== Exercise prompt ==
Report each line of the records where "Analytical" occurs.

++++ Information shown

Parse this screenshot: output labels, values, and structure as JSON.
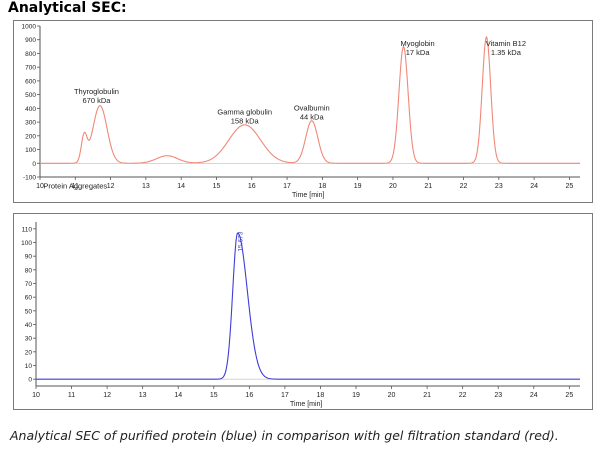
{
  "heading": "Analytical SEC:",
  "caption": "Analytical SEC of purified protein (blue) in comparison with gel filtration standard (red).",
  "colors": {
    "standard": "#f08878",
    "sample": "#3d3dd8",
    "axis": "#555555",
    "text": "#222222"
  },
  "chart_data": [
    {
      "type": "line",
      "title": "",
      "xlabel": "Time [min]",
      "ylabel": "",
      "xlim": [
        10,
        25.3
      ],
      "ylim": [
        -100,
        1000
      ],
      "x_ticks": [
        10,
        11,
        12,
        13,
        14,
        15,
        16,
        17,
        18,
        19,
        20,
        21,
        22,
        23,
        24,
        25
      ],
      "y_ticks": [
        -100,
        0,
        100,
        200,
        300,
        400,
        500,
        600,
        700,
        800,
        900,
        1000
      ],
      "grid": false,
      "series": [
        {
          "baseline": 0,
          "peaks": [
            {
              "time": 11.25,
              "height": 190,
              "width": 0.08
            },
            {
              "time": 11.7,
              "height": 420,
              "width": 0.2
            },
            {
              "time": 13.6,
              "height": 55,
              "width": 0.3
            },
            {
              "time": 15.8,
              "height": 280,
              "width": 0.45
            },
            {
              "time": 17.7,
              "height": 310,
              "width": 0.17
            },
            {
              "time": 20.3,
              "height": 850,
              "width": 0.13
            },
            {
              "time": 22.65,
              "height": 920,
              "width": 0.12
            }
          ]
        }
      ],
      "annotations": [
        {
          "lines": [
            "Thyroglobulin",
            "670 kDa"
          ],
          "x": 11.6,
          "y": 505
        },
        {
          "lines": [
            "Gamma globulin",
            "158 kDa"
          ],
          "x": 15.8,
          "y": 355
        },
        {
          "lines": [
            "Ovalbumin",
            "44 kDa"
          ],
          "x": 17.7,
          "y": 385
        },
        {
          "lines": [
            "Myoglobin",
            "17 kDa"
          ],
          "x": 20.7,
          "y": 855
        },
        {
          "lines": [
            "Vitamin B12",
            "1.35 kDa"
          ],
          "x": 23.2,
          "y": 855
        },
        {
          "lines": [
            "Protein Aggregates"
          ],
          "x": 11.0,
          "y": -185
        }
      ]
    },
    {
      "type": "line",
      "title": "",
      "xlabel": "Time [min]",
      "ylabel": "",
      "xlim": [
        10,
        25.3
      ],
      "ylim": [
        -5,
        115
      ],
      "x_ticks": [
        10,
        11,
        12,
        13,
        14,
        15,
        16,
        17,
        18,
        19,
        20,
        21,
        22,
        23,
        24,
        25
      ],
      "y_ticks": [
        0,
        10,
        20,
        30,
        40,
        50,
        60,
        70,
        80,
        90,
        100,
        110
      ],
      "grid": false,
      "series": [
        {
          "baseline": 0,
          "peaks": [
            {
              "time": 15.673,
              "height": 107,
              "width": 0.14,
              "tail": 0.27
            }
          ]
        }
      ],
      "peak_labels": [
        {
          "text": "15.673",
          "x": 15.673,
          "y": 108
        }
      ]
    }
  ]
}
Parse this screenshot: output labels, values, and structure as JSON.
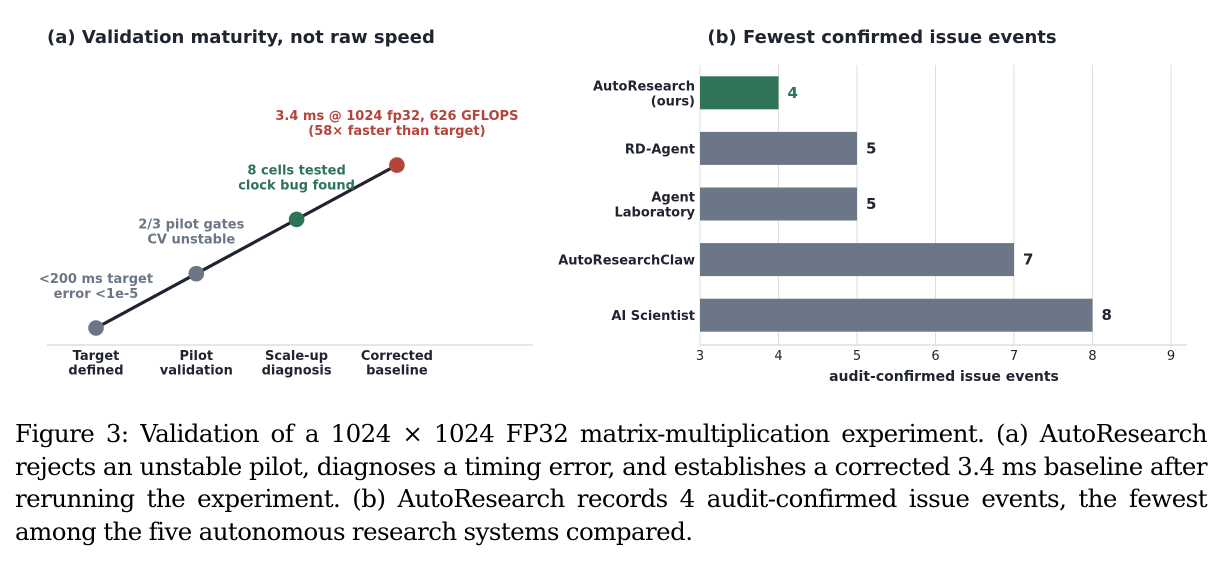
{
  "chart_data": [
    {
      "type": "line",
      "title": "(a) Validation maturity, not raw speed",
      "categories": [
        "Target\ndefined",
        "Pilot\nvalidation",
        "Scale-up\ndiagnosis",
        "Corrected\nbaseline"
      ],
      "y": [
        0,
        1,
        2,
        3
      ],
      "grid": false,
      "colors": {
        "line": "#1f2430",
        "axis": "#cccccc"
      },
      "points": [
        {
          "annotation": "<200 ms target\nerror <1e-5",
          "color": "#6b7686"
        },
        {
          "annotation": "2/3 pilot gates\nCV unstable",
          "color": "#6b7686"
        },
        {
          "annotation": "8 cells tested\nclock bug found",
          "color": "#2f7358"
        },
        {
          "annotation": "3.4 ms @ 1024 fp32, 626 GFLOPS\n(58× faster than target)",
          "color": "#b5453c"
        }
      ]
    },
    {
      "type": "bar",
      "orientation": "horizontal",
      "title": "(b) Fewest confirmed issue events",
      "categories": [
        "AutoResearch\n(ours)",
        "RD-Agent",
        "Agent\nLaboratory",
        "AutoResearchClaw",
        "AI Scientist"
      ],
      "values": [
        4,
        5,
        5,
        7,
        8
      ],
      "xlabel": "audit-confirmed issue events",
      "ylabel": "",
      "xlim": [
        3,
        9
      ],
      "xticks": [
        3,
        4,
        5,
        6,
        7,
        8,
        9
      ],
      "grid": true,
      "colors": {
        "highlight": "#2f7358",
        "default": "#6b7686",
        "grid": "#dddddd"
      },
      "highlight_index": 0
    }
  ],
  "caption": {
    "parts": [
      "Figure 3: Validation of a ",
      "1024 × 1024",
      " FP32 matrix-multiplication experiment. (a) AutoResearch rejects an unstable pilot, diagnoses a timing error, and establishes a corrected ",
      "3.4 ms",
      " baseline after rerunning the experiment. (b) AutoResearch records ",
      "4",
      " audit-confirmed issue events, the fewest among the five autonomous research systems compared."
    ]
  }
}
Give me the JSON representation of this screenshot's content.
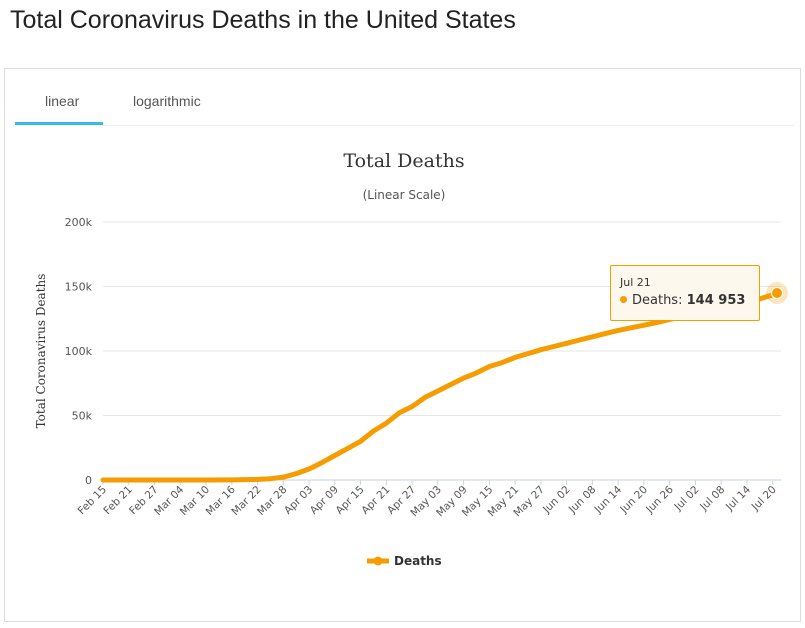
{
  "page": {
    "title": "Total Coronavirus Deaths in the United States"
  },
  "tabs": [
    {
      "label": "linear",
      "active": true
    },
    {
      "label": "logarithmic",
      "active": false
    }
  ],
  "colors": {
    "series": "#f59c00",
    "tab_accent": "#3ab8e8",
    "tooltip_bg": "#fdf8ee"
  },
  "tooltip": {
    "date": "Jul 21",
    "series_label": "Deaths:",
    "value": "144 953"
  },
  "chart_data": {
    "type": "line",
    "title": "Total Deaths",
    "subtitle": "(Linear Scale)",
    "xlabel": "",
    "ylabel": "Total Coronavirus Deaths",
    "ylim": [
      0,
      200000
    ],
    "yticks": [
      0,
      50000,
      100000,
      150000,
      200000
    ],
    "ytick_labels": [
      "0",
      "50k",
      "100k",
      "150k",
      "200k"
    ],
    "grid": true,
    "legend": "bottom-center",
    "tick_labels": [
      "Feb 15",
      "Feb 21",
      "Feb 27",
      "Mar 04",
      "Mar 10",
      "Mar 16",
      "Mar 22",
      "Mar 28",
      "Apr 03",
      "Apr 09",
      "Apr 15",
      "Apr 21",
      "Apr 27",
      "May 03",
      "May 09",
      "May 15",
      "May 21",
      "May 27",
      "Jun 02",
      "Jun 08",
      "Jun 14",
      "Jun 20",
      "Jun 26",
      "Jul 02",
      "Jul 08",
      "Jul 14",
      "Jul 20"
    ],
    "x_start": "Feb 15",
    "x_end": "Jul 21",
    "series": [
      {
        "name": "Deaths",
        "x": [
          "Feb 15",
          "Feb 21",
          "Feb 27",
          "Mar 04",
          "Mar 10",
          "Mar 16",
          "Mar 22",
          "Mar 25",
          "Mar 28",
          "Mar 31",
          "Apr 03",
          "Apr 06",
          "Apr 09",
          "Apr 12",
          "Apr 15",
          "Apr 18",
          "Apr 21",
          "Apr 24",
          "Apr 27",
          "Apr 30",
          "May 03",
          "May 06",
          "May 09",
          "May 12",
          "May 15",
          "May 18",
          "May 21",
          "May 24",
          "May 27",
          "May 30",
          "Jun 02",
          "Jun 05",
          "Jun 08",
          "Jun 11",
          "Jun 14",
          "Jun 17",
          "Jun 20",
          "Jun 23",
          "Jun 26",
          "Jun 29",
          "Jul 02",
          "Jul 05",
          "Jul 08",
          "Jul 11",
          "Jul 14",
          "Jul 17",
          "Jul 20",
          "Jul 21"
        ],
        "values": [
          0,
          0,
          0,
          10,
          30,
          90,
          450,
          1000,
          2200,
          5000,
          8500,
          13500,
          19000,
          24500,
          30000,
          38000,
          44000,
          52000,
          57000,
          64000,
          69000,
          74000,
          79000,
          83000,
          88000,
          91000,
          95000,
          98000,
          101000,
          103500,
          106000,
          108500,
          111000,
          113500,
          116000,
          118000,
          120000,
          122000,
          124500,
          126500,
          129000,
          131000,
          133000,
          135500,
          138000,
          140500,
          143500,
          144953
        ]
      }
    ]
  }
}
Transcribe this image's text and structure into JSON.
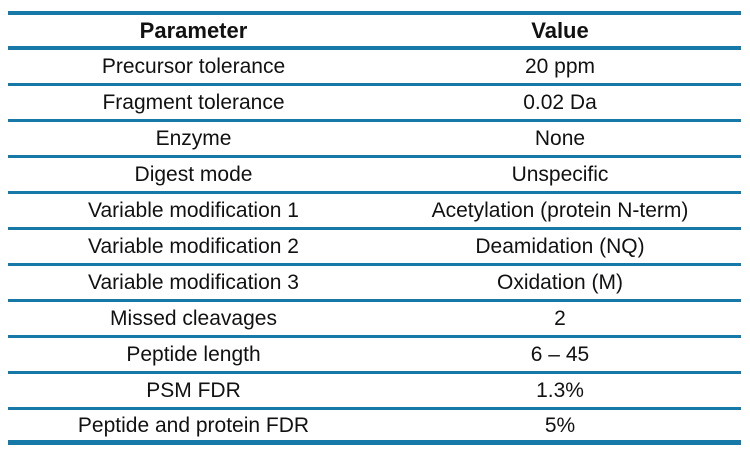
{
  "table": {
    "columns": {
      "parameter": "Parameter",
      "value": "Value"
    },
    "rows": [
      {
        "parameter": "Precursor tolerance",
        "value": "20 ppm"
      },
      {
        "parameter": "Fragment tolerance",
        "value": "0.02 Da"
      },
      {
        "parameter": "Enzyme",
        "value": "None"
      },
      {
        "parameter": "Digest mode",
        "value": "Unspecific"
      },
      {
        "parameter": "Variable modification 1",
        "value": "Acetylation (protein N-term)"
      },
      {
        "parameter": "Variable modification 2",
        "value": "Deamidation (NQ)"
      },
      {
        "parameter": "Variable modification 3",
        "value": "Oxidation (M)"
      },
      {
        "parameter": "Missed cleavages",
        "value": "2"
      },
      {
        "parameter": "Peptide length",
        "value": "6 – 45"
      },
      {
        "parameter": "PSM FDR",
        "value": "1.3%"
      },
      {
        "parameter": "Peptide and protein FDR",
        "value": "5%"
      }
    ],
    "colors": {
      "rule": "#1779a7",
      "text": "#111111",
      "background": "#ffffff"
    }
  }
}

++++++++

== Answer box ==
  "heading": "Analytical SEC:",
  "caption": "Analytical SEC of purified protein (blue) in comparison with gel filtration standard (red).",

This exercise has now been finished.